### Exercise
Render the material again word for word, skipping the pictures in it.

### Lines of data

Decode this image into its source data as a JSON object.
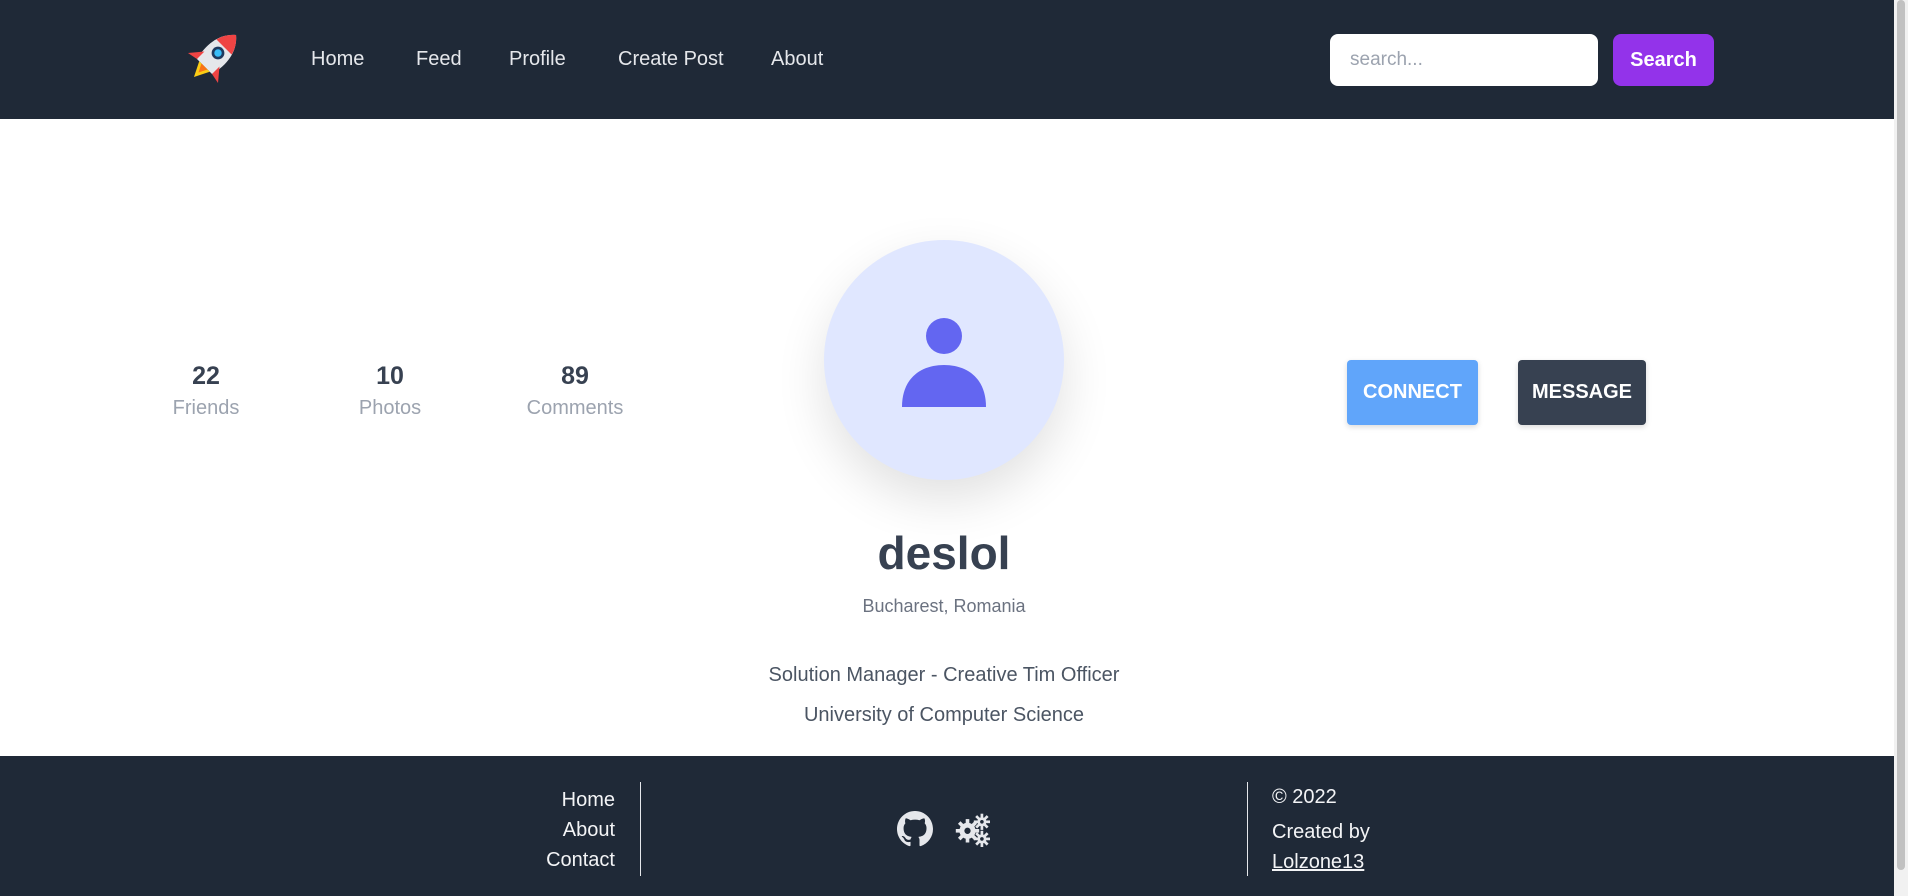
{
  "nav": {
    "links": [
      "Home",
      "Feed",
      "Profile",
      "Create Post",
      "About"
    ],
    "search_placeholder": "search...",
    "search_button": "Search"
  },
  "profile": {
    "stats": [
      {
        "value": "22",
        "label": "Friends"
      },
      {
        "value": "10",
        "label": "Photos"
      },
      {
        "value": "89",
        "label": "Comments"
      }
    ],
    "connect_label": "CONNECT",
    "message_label": "MESSAGE",
    "username": "deslol",
    "location": "Bucharest, Romania",
    "job": "Solution Manager - Creative Tim Officer",
    "school": "University of Computer Science"
  },
  "footer": {
    "links": [
      "Home",
      "About",
      "Contact"
    ],
    "copyright": "© 2022",
    "created_by": "Created by",
    "author": "Lolzone13",
    "icons": [
      "github-icon",
      "gears-icon"
    ]
  },
  "colors": {
    "nav_bg": "#1f2937",
    "search_button": "#9333ea",
    "connect_button": "#60a5fa",
    "message_button": "#374151",
    "avatar_bg": "#e0e7ff",
    "avatar_fg": "#6366f1"
  }
}
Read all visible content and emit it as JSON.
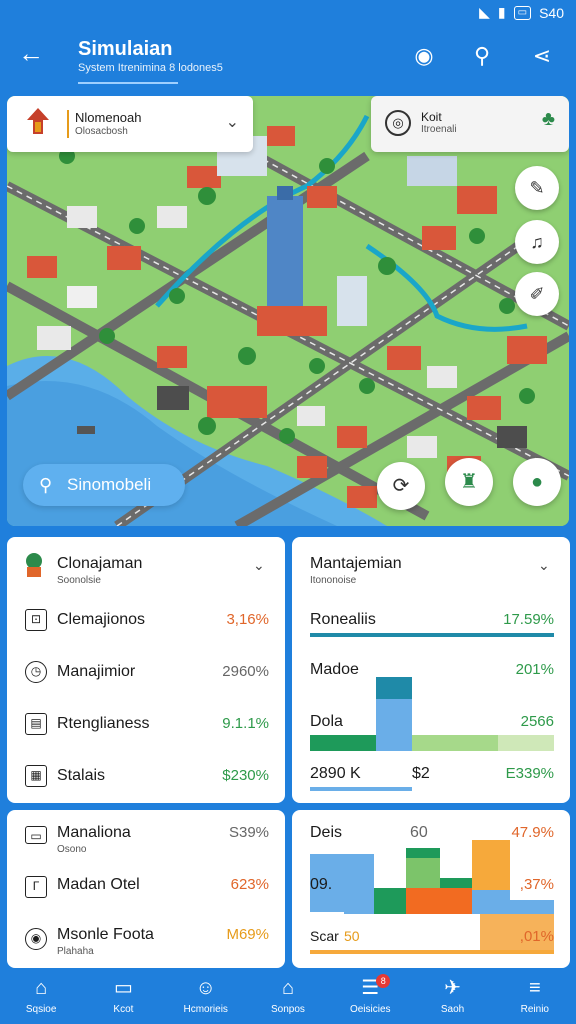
{
  "status": {
    "time": "S40"
  },
  "header": {
    "title": "Simulaian",
    "subtitle": "System Itrenimina 8 lodones5"
  },
  "map": {
    "location_card": {
      "title": "Nlomenoah",
      "subtitle": "Olosacbosh"
    },
    "point_card": {
      "title": "Koit",
      "subtitle": "Itroenali"
    },
    "search_label": "Sinomobeli"
  },
  "left_panel_1": {
    "title": "Clonajaman",
    "subtitle": "Soonolsie",
    "rows": [
      {
        "label": "Clemajionos",
        "value": "3,16%",
        "color": "#e0662a"
      },
      {
        "label": "Manajimior",
        "value": "2960%",
        "color": "#666666"
      },
      {
        "label": "Rtenglianess",
        "value": "9.1.1%",
        "color": "#2e9a4a"
      },
      {
        "label": "Stalais",
        "value": "$230%",
        "color": "#2e9a4a"
      }
    ]
  },
  "right_panel_1": {
    "title": "Mantajemian",
    "subtitle": "Itononoise",
    "rows": [
      {
        "label": "Ronealiis",
        "value": "17.59%",
        "color": "#2e9a4a"
      },
      {
        "label": "Madoe",
        "value": "201%",
        "color": "#2e9a4a"
      },
      {
        "label": "Dola",
        "value": "2566",
        "color": "#2e9a4a"
      }
    ],
    "footer_left": "2890 K",
    "footer_mid": "$2",
    "footer_right": "E339%"
  },
  "left_panel_2": {
    "rows": [
      {
        "label": "Manaliona",
        "sub": "Osono",
        "value": "S39%",
        "color": "#666666"
      },
      {
        "label": "Madan Otel",
        "sub": "",
        "value": "623%",
        "color": "#e0662a"
      },
      {
        "label": "Msonle Foota",
        "sub": "Plahaha",
        "value": "M69%",
        "color": "#e69b1a"
      }
    ]
  },
  "right_panel_2": {
    "label_top": "Deis",
    "label_mid_value": "60",
    "label_right": "47.9%",
    "label_row2": "09.",
    "label_row2_right": ",37%",
    "label_row3": "Scar",
    "label_row3_value": "50",
    "label_row3_right": ",01%"
  },
  "bottom_nav": [
    {
      "label": "Sqsioe",
      "icon": "home-icon"
    },
    {
      "label": "Kcot",
      "icon": "monitor-icon"
    },
    {
      "label": "Hcmorieis",
      "icon": "person-icon"
    },
    {
      "label": "Sonpos",
      "icon": "building-icon"
    },
    {
      "label": "Oeisicies",
      "icon": "list-icon",
      "badge": "8"
    },
    {
      "label": "Saoh",
      "icon": "tool-icon"
    },
    {
      "label": "Reinio",
      "icon": "menu-icon"
    }
  ]
}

### Solution for this exercise
Decode this image into its source data as a JSON object.
{
  "nav": {
    "links": [
      "Home",
      "Feed",
      "Profile",
      "Create Post",
      "About"
    ],
    "search_placeholder": "search...",
    "search_button": "Search"
  },
  "profile": {
    "stats": [
      {
        "value": "22",
        "label": "Friends"
      },
      {
        "value": "10",
        "label": "Photos"
      },
      {
        "value": "89",
        "label": "Comments"
      }
    ],
    "connect_label": "CONNECT",
    "message_label": "MESSAGE",
    "username": "deslol",
    "location": "Bucharest, Romania",
    "job": "Solution Manager - Creative Tim Officer",
    "school": "University of Computer Science"
  },
  "footer": {
    "links": [
      "Home",
      "About",
      "Contact"
    ],
    "copyright": "© 2022",
    "created_by": "Created by",
    "author": "Lolzone13",
    "icons": [
      "github-icon",
      "gears-icon"
    ]
  },
  "colors": {
    "nav_bg": "#1f2937",
    "search_button": "#9333ea",
    "connect_button": "#60a5fa",
    "message_button": "#374151",
    "avatar_bg": "#e0e7ff",
    "avatar_fg": "#6366f1"
  }
}
Read all visible content and emit it as JSON.
{
  "status": {
    "time": "S40"
  },
  "header": {
    "title": "Simulaian",
    "subtitle": "System Itrenimina 8 lodones5"
  },
  "map": {
    "location_card": {
      "title": "Nlomenoah",
      "subtitle": "Olosacbosh"
    },
    "point_card": {
      "title": "Koit",
      "subtitle": "Itroenali"
    },
    "search_label": "Sinomobeli"
  },
  "left_panel_1": {
    "title": "Clonajaman",
    "subtitle": "Soonolsie",
    "rows": [
      {
        "label": "Clemajionos",
        "value": "3,16%",
        "color": "#e0662a"
      },
      {
        "label": "Manajimior",
        "value": "2960%",
        "color": "#666666"
      },
      {
        "label": "Rtenglianess",
        "value": "9.1.1%",
        "color": "#2e9a4a"
      },
      {
        "label": "Stalais",
        "value": "$230%",
        "color": "#2e9a4a"
      }
    ]
  },
  "right_panel_1": {
    "title": "Mantajemian",
    "subtitle": "Itononoise",
    "rows": [
      {
        "label": "Ronealiis",
        "value": "17.59%",
        "color": "#2e9a4a"
      },
      {
        "label": "Madoe",
        "value": "201%",
        "color": "#2e9a4a"
      },
      {
        "label": "Dola",
        "value": "2566",
        "color": "#2e9a4a"
      }
    ],
    "footer_left": "2890 K",
    "footer_mid": "$2",
    "footer_right": "E339%"
  },
  "left_panel_2": {
    "rows": [
      {
        "label": "Manaliona",
        "sub": "Osono",
        "value": "S39%",
        "color": "#666666"
      },
      {
        "label": "Madan Otel",
        "sub": "",
        "value": "623%",
        "color": "#e0662a"
      },
      {
        "label": "Msonle Foota",
        "sub": "Plahaha",
        "value": "M69%",
        "color": "#e69b1a"
      }
    ]
  },
  "right_panel_2": {
    "label_top": "Deis",
    "label_mid_value": "60",
    "label_right": "47.9%",
    "label_row2": "09.",
    "label_row2_right": ",37%",
    "label_row3": "Scar",
    "label_row3_value": "50",
    "label_row3_right": ",01%"
  },
  "bottom_nav": [
    {
      "label": "Sqsioe",
      "icon": "home-icon"
    },
    {
      "label": "Kcot",
      "icon": "monitor-icon"
    },
    {
      "label": "Hcmorieis",
      "icon": "person-icon"
    },
    {
      "label": "Sonpos",
      "icon": "building-icon"
    },
    {
      "label": "Oeisicies",
      "icon": "list-icon",
      "badge": "8"
    },
    {
      "label": "Saoh",
      "icon": "tool-icon"
    },
    {
      "label": "Reinio",
      "icon": "menu-icon"
    }
  ]
}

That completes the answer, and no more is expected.